Data for this task —
• • • • •

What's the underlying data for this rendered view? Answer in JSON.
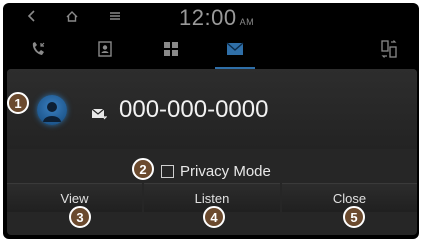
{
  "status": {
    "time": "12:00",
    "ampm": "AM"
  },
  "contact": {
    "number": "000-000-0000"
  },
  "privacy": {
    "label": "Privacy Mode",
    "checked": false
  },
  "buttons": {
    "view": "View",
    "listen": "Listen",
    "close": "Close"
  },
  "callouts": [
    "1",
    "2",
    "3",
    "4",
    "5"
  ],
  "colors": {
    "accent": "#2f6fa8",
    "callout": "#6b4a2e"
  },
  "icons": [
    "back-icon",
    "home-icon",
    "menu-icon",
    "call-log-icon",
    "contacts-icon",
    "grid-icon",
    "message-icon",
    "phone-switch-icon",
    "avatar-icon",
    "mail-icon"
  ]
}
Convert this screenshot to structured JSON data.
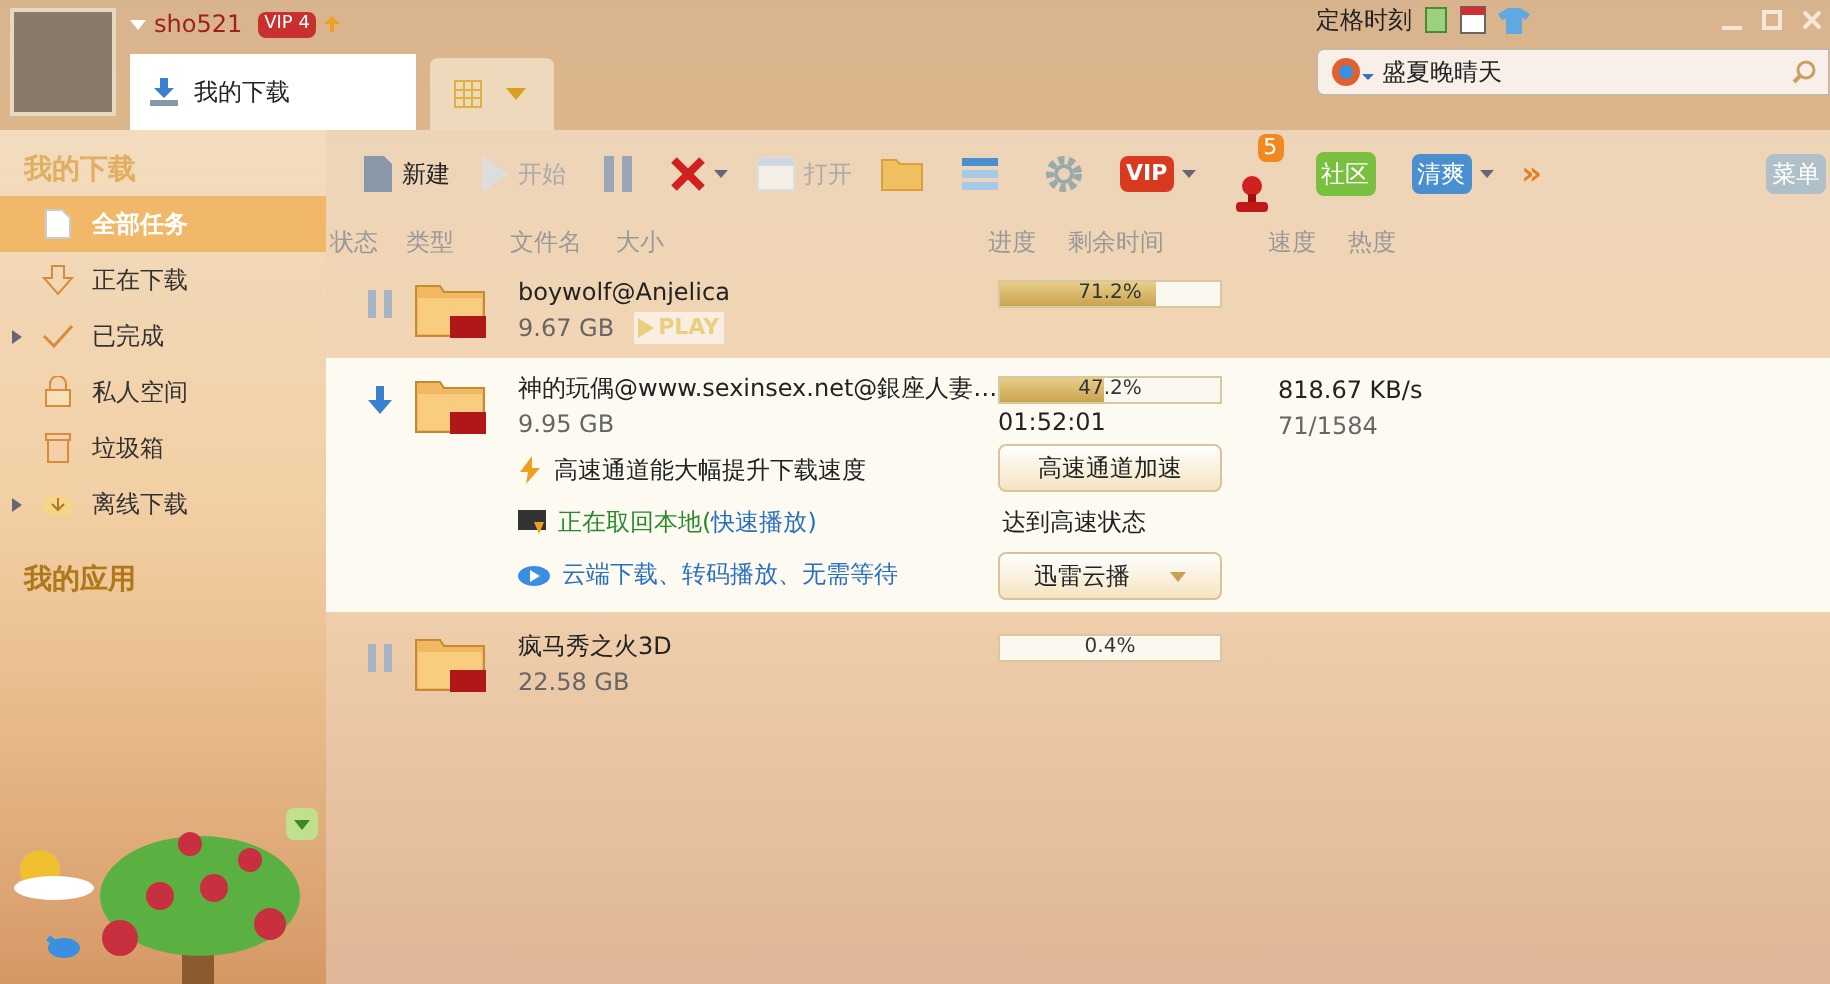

• • • • •

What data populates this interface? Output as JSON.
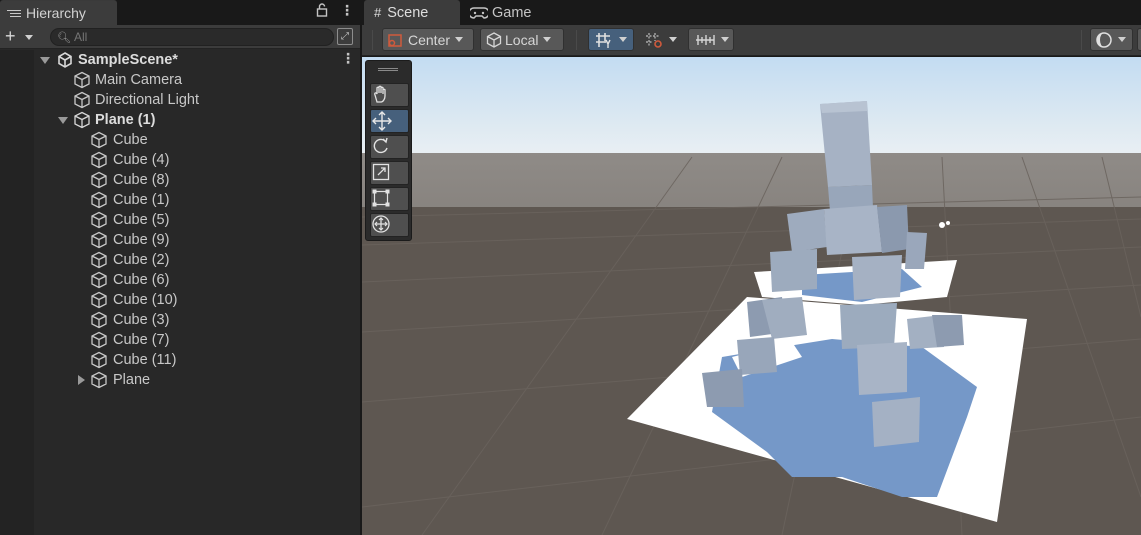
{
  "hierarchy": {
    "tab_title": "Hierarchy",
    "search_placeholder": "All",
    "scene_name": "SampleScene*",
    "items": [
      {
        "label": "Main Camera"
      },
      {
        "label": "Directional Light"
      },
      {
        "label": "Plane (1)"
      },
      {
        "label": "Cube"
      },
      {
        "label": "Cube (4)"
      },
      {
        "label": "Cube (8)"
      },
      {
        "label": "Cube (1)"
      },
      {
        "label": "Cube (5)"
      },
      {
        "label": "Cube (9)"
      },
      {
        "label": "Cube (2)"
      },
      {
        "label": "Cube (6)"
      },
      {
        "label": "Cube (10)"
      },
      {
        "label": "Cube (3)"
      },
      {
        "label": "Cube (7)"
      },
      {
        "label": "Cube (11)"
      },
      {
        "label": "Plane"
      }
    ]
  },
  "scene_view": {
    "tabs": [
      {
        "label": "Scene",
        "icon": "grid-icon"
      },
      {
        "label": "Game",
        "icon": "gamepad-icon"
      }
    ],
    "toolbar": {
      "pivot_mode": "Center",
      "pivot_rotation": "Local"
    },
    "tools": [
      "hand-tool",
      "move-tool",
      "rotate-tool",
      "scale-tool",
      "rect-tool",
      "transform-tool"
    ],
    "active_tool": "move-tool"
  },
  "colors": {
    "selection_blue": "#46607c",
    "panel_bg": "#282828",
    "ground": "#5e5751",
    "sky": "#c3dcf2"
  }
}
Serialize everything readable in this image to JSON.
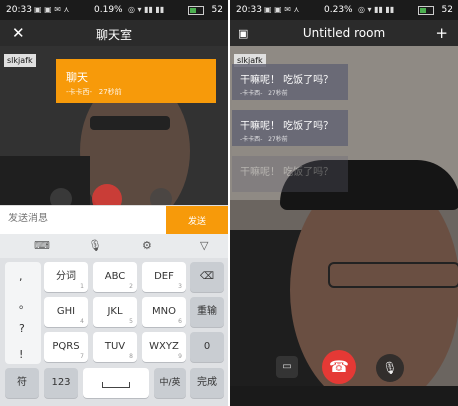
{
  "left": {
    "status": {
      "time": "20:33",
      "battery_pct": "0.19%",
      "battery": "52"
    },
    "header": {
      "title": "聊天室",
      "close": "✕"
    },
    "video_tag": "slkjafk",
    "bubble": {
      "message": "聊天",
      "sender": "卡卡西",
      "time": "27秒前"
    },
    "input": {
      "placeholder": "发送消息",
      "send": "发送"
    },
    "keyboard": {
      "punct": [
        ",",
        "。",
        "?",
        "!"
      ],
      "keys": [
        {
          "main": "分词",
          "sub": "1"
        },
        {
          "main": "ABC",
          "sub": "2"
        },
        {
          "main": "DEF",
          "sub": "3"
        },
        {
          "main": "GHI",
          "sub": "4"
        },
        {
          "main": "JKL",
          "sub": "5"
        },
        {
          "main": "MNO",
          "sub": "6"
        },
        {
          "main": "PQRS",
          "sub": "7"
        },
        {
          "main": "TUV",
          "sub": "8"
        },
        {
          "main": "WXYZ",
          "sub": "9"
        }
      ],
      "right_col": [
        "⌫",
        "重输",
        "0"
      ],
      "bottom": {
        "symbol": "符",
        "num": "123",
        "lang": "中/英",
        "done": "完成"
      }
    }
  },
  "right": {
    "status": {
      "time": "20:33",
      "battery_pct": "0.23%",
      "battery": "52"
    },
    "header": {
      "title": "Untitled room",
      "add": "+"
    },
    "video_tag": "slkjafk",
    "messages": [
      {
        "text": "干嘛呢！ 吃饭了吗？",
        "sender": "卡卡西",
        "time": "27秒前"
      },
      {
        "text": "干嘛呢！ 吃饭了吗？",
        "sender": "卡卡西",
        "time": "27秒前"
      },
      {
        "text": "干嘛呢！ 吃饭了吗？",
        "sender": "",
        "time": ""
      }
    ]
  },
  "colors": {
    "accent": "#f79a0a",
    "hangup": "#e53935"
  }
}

• • • • •

Exercise description — From the records above, extract the lines from the one holding "What's the underlying" through the one holding "Convert this screenshot", word for word; omit the pictures.

Result —
What's the underlying data for this rendered view? Answer in JSON.
{
  "status": {
    "time": "12:00",
    "ampm": "AM"
  },
  "contact": {
    "number": "000-000-0000"
  },
  "privacy": {
    "label": "Privacy Mode",
    "checked": false
  },
  "buttons": {
    "view": "View",
    "listen": "Listen",
    "close": "Close"
  },
  "callouts": [
    "1",
    "2",
    "3",
    "4",
    "5"
  ],
  "colors": {
    "accent": "#2f6fa8",
    "callout": "#6b4a2e"
  },
  "icons": [
    "back-icon",
    "home-icon",
    "menu-icon",
    "call-log-icon",
    "contacts-icon",
    "grid-icon",
    "message-icon",
    "phone-switch-icon",
    "avatar-icon",
    "mail-icon"
  ]
}
Convert this screenshot to structured JSON data.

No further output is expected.